-- START Data listing --

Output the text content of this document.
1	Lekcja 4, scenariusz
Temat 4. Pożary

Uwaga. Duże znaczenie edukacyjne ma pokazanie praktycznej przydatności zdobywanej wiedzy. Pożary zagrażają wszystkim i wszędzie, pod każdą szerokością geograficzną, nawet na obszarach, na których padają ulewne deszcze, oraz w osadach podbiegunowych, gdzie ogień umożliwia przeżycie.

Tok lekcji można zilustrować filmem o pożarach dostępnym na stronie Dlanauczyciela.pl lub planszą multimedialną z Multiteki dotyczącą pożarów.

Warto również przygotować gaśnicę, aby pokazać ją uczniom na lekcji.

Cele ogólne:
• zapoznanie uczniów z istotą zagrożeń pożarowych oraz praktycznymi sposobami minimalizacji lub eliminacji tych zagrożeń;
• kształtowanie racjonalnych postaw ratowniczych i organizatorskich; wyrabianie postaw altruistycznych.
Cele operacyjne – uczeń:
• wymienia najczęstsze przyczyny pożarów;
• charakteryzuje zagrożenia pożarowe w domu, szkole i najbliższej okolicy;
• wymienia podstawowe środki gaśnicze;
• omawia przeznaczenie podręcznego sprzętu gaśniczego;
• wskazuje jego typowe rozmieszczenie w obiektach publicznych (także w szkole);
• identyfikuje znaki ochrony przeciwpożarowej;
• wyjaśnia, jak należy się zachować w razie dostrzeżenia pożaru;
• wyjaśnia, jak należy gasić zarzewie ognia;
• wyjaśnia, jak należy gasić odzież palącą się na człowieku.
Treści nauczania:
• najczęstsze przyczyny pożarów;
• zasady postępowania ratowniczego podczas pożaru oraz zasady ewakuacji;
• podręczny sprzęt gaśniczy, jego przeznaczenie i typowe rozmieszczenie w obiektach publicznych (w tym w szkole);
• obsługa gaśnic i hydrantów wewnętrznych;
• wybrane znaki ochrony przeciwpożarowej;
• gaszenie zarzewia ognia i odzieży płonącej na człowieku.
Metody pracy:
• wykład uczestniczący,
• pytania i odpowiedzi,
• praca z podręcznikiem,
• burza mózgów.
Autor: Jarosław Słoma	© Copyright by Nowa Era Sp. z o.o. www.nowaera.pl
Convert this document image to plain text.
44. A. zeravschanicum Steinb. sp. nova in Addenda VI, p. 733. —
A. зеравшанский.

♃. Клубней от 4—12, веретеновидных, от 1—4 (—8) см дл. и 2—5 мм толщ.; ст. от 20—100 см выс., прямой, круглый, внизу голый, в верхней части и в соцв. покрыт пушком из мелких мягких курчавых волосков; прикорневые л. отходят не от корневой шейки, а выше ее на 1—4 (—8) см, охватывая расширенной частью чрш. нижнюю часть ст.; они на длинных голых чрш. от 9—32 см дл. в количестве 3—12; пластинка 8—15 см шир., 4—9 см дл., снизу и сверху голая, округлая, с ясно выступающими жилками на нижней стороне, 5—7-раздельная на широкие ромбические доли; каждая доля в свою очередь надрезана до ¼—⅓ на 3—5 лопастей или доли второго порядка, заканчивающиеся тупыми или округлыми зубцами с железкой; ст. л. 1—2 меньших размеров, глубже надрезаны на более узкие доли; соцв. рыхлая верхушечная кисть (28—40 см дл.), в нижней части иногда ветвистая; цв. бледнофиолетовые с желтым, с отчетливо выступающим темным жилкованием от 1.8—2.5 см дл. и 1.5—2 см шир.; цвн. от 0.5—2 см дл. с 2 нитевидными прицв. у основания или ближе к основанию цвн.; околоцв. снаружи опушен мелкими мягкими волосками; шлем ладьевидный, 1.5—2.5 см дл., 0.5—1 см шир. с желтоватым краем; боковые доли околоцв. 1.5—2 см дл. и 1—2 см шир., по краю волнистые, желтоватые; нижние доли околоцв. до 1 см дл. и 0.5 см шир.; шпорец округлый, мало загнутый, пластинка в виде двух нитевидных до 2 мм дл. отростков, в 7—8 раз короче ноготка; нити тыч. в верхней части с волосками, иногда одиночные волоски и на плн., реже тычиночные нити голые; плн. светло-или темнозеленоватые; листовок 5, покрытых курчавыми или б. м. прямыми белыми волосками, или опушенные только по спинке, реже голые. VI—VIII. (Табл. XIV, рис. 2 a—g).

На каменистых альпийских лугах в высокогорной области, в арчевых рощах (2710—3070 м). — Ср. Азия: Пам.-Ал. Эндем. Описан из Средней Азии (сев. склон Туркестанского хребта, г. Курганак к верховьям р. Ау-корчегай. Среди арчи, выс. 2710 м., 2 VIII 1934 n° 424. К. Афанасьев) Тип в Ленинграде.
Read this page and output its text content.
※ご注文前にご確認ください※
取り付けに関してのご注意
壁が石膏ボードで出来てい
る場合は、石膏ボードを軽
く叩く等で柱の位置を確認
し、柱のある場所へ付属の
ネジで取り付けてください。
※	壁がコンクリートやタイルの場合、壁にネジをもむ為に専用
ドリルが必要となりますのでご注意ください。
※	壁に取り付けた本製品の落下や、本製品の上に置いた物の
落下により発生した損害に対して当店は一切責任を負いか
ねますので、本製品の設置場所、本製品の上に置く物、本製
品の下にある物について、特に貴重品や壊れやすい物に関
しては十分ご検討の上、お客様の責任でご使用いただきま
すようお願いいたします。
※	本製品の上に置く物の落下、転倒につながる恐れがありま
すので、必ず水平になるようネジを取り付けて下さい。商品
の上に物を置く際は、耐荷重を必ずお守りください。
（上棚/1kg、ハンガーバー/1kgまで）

-- END Data listing --

**Your goal**
Track down every line of the material containing the string "publicznych", and copy it.

**Exercise response**
• wskazuje jego typowe rozmieszczenie w obiektach publicznych (także w szkole);
• podręczny sprzęt gaśniczy, jego przeznaczenie i typowe rozmieszczenie w obiektach publicznych (w tym w szkole);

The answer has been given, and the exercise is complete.